[What to work on]
Return only the number of lines holding the word "ganado".

···

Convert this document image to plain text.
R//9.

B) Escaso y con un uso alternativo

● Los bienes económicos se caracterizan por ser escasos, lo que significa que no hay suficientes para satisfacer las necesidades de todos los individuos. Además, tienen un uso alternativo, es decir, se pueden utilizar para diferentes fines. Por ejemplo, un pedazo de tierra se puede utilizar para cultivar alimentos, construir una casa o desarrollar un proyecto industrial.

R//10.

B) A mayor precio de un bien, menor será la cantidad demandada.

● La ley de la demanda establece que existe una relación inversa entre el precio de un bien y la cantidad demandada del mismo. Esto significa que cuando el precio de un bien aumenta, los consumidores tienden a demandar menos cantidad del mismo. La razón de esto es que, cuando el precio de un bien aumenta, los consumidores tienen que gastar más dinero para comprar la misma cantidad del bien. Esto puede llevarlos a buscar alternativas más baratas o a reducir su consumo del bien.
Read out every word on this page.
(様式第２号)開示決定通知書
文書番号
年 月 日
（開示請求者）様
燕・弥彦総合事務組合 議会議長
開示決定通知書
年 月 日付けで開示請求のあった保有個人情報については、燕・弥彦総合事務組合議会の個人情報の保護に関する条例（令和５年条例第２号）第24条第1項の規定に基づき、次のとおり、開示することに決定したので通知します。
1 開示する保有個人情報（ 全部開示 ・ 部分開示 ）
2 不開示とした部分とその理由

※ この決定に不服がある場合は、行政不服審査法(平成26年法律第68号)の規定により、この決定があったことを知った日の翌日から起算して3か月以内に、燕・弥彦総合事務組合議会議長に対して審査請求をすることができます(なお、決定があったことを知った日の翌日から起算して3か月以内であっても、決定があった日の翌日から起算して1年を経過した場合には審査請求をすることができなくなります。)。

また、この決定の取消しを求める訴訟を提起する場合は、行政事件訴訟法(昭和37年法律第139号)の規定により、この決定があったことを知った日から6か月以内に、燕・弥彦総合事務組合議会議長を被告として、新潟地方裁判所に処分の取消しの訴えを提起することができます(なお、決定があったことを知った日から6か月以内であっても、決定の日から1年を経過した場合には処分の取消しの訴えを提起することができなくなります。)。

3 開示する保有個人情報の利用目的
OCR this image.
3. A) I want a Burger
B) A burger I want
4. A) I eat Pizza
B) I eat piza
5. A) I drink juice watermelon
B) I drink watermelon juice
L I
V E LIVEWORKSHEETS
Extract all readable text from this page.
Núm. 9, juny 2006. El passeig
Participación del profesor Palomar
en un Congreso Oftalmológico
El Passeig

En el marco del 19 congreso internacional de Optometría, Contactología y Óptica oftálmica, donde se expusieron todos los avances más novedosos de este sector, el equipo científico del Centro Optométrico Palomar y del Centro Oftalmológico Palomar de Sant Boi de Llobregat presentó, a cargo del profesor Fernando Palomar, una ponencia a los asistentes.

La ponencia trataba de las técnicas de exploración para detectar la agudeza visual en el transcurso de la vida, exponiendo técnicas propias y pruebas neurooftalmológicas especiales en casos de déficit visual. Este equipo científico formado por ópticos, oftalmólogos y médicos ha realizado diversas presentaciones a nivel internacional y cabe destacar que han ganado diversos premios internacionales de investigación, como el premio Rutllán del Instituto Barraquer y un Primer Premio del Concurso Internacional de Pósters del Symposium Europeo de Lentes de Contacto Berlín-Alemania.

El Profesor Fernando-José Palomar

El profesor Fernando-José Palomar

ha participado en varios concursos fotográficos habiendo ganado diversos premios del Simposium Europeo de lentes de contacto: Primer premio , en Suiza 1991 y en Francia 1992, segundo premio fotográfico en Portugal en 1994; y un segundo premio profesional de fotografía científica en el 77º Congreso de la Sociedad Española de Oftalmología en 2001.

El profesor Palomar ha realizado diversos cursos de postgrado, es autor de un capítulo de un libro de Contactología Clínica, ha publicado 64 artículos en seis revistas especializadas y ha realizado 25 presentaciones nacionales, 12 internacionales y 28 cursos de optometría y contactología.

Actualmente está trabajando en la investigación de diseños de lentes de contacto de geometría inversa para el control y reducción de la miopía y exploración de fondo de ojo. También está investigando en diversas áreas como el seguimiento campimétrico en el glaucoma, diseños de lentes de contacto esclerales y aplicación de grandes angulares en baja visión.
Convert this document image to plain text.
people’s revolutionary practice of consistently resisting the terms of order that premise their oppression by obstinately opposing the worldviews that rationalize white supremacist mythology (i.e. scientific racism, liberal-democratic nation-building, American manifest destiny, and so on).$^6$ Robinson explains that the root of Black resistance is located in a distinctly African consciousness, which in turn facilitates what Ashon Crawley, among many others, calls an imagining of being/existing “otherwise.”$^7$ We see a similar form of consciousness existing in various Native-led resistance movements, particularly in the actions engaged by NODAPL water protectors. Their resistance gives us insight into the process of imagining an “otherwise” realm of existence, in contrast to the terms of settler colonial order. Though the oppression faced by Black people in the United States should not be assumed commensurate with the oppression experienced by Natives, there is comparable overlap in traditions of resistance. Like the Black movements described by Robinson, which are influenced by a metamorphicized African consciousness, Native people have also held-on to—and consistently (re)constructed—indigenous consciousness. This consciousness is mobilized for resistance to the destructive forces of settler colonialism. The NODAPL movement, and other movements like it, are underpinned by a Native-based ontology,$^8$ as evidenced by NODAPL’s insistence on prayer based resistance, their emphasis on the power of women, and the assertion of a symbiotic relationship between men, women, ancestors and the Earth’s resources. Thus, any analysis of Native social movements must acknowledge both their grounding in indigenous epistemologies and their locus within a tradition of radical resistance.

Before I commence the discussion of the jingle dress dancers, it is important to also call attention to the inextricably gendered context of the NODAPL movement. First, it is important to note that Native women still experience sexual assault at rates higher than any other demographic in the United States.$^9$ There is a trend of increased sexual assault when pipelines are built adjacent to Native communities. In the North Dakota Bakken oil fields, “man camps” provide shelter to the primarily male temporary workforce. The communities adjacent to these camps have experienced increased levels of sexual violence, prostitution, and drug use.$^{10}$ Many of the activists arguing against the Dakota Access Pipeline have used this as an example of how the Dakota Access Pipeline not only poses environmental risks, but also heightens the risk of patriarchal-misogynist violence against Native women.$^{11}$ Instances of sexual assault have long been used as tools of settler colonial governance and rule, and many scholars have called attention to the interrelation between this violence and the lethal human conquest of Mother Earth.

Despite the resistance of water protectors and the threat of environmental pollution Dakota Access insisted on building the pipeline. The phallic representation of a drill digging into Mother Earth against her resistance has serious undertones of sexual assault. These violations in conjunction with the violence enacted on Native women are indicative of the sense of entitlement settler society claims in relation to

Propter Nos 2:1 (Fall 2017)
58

···

[Task solution]
2